* **EXERCISE INSTRUCTIONS**:
Report, word for word, every line of the material that contains "title".

Stored dataset items
────────
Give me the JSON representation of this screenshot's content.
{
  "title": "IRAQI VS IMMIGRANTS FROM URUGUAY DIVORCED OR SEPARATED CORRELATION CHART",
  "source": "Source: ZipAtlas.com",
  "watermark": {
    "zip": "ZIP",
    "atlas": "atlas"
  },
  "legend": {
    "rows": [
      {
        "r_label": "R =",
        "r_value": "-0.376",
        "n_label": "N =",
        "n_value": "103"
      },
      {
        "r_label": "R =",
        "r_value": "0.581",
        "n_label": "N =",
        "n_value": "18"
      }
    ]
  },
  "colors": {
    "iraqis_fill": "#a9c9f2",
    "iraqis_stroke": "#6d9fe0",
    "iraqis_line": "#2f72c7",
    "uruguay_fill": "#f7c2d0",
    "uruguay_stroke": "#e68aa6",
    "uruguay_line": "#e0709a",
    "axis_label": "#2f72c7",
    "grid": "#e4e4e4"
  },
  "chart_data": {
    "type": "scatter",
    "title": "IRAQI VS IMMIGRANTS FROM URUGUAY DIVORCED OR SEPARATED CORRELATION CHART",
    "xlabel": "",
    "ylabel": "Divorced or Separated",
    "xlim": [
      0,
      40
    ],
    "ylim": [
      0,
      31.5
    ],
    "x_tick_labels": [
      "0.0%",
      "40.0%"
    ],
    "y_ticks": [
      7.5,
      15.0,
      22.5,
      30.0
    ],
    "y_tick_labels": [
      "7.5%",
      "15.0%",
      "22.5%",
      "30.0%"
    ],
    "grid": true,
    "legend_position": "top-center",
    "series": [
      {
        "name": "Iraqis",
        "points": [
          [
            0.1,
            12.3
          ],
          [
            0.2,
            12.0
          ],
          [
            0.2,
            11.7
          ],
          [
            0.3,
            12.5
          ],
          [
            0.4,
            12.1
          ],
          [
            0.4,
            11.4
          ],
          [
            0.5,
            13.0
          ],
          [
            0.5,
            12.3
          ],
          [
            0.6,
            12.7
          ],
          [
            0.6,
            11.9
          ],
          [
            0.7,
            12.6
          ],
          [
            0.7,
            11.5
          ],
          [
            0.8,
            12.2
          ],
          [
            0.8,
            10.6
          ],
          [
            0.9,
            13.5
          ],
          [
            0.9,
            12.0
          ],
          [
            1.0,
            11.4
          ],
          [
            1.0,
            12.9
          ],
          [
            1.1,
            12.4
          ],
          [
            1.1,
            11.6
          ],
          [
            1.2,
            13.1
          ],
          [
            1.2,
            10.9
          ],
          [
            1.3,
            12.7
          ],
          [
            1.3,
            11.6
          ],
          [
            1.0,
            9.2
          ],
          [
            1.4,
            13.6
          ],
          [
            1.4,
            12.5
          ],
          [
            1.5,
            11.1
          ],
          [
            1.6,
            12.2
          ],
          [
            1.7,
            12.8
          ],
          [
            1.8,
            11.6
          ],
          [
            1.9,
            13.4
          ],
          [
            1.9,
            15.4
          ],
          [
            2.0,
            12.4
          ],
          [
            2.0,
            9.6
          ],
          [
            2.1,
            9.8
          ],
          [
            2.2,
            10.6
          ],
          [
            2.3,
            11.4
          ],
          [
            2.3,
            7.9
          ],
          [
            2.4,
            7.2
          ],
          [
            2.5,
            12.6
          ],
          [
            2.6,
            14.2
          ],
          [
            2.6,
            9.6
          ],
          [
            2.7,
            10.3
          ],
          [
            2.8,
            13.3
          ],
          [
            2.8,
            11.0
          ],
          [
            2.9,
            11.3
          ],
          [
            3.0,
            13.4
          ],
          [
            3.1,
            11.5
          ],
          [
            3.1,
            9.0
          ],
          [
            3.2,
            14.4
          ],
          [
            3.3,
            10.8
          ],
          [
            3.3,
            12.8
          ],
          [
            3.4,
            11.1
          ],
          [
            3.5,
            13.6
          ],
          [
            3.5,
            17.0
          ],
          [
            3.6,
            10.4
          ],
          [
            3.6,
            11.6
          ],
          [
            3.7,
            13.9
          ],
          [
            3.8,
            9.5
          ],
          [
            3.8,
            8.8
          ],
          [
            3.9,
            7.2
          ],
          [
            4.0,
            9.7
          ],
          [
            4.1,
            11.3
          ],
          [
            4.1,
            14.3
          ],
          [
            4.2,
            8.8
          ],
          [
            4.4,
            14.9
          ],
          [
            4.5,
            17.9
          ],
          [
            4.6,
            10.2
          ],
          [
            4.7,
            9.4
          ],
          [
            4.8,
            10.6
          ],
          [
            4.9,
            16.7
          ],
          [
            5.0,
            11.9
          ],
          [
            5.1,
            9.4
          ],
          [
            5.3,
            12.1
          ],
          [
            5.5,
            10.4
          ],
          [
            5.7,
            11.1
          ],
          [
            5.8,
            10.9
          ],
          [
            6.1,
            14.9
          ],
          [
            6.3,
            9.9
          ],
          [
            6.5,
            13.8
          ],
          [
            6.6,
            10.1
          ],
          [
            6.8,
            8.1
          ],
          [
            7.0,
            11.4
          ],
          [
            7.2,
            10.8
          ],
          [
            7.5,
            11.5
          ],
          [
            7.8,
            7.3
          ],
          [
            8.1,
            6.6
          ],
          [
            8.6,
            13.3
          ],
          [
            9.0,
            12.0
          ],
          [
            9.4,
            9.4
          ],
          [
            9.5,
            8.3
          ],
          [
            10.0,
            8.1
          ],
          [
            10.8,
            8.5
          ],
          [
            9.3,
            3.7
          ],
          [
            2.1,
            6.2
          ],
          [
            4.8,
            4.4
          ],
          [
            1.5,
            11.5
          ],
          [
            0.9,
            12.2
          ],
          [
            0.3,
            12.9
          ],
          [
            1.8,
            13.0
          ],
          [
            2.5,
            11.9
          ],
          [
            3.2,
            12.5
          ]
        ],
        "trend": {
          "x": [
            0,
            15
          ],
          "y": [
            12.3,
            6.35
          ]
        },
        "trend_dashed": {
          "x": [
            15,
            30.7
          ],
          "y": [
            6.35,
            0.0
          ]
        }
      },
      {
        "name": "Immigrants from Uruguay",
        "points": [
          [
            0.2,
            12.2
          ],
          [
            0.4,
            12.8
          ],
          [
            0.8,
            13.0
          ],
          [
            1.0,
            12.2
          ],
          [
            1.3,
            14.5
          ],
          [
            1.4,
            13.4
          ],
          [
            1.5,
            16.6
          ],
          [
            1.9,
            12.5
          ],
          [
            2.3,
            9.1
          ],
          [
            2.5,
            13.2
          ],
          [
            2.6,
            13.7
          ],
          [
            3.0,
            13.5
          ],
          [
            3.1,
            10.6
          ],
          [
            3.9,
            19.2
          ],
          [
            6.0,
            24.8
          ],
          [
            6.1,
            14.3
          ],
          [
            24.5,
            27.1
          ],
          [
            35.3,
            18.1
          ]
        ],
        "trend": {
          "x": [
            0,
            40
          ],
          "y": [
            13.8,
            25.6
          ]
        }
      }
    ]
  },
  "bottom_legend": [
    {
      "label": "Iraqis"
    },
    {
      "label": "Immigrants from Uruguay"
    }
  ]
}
────────
* **ANSWER TO THE PROBLEM**:
  "title": "IRAQI VS IMMIGRANTS FROM URUGUAY DIVORCED OR SEPARATED CORRELATION CHART",
    "title": "IRAQI VS IMMIGRANTS FROM URUGUAY DIVORCED OR SEPARATED CORRELATION CHART",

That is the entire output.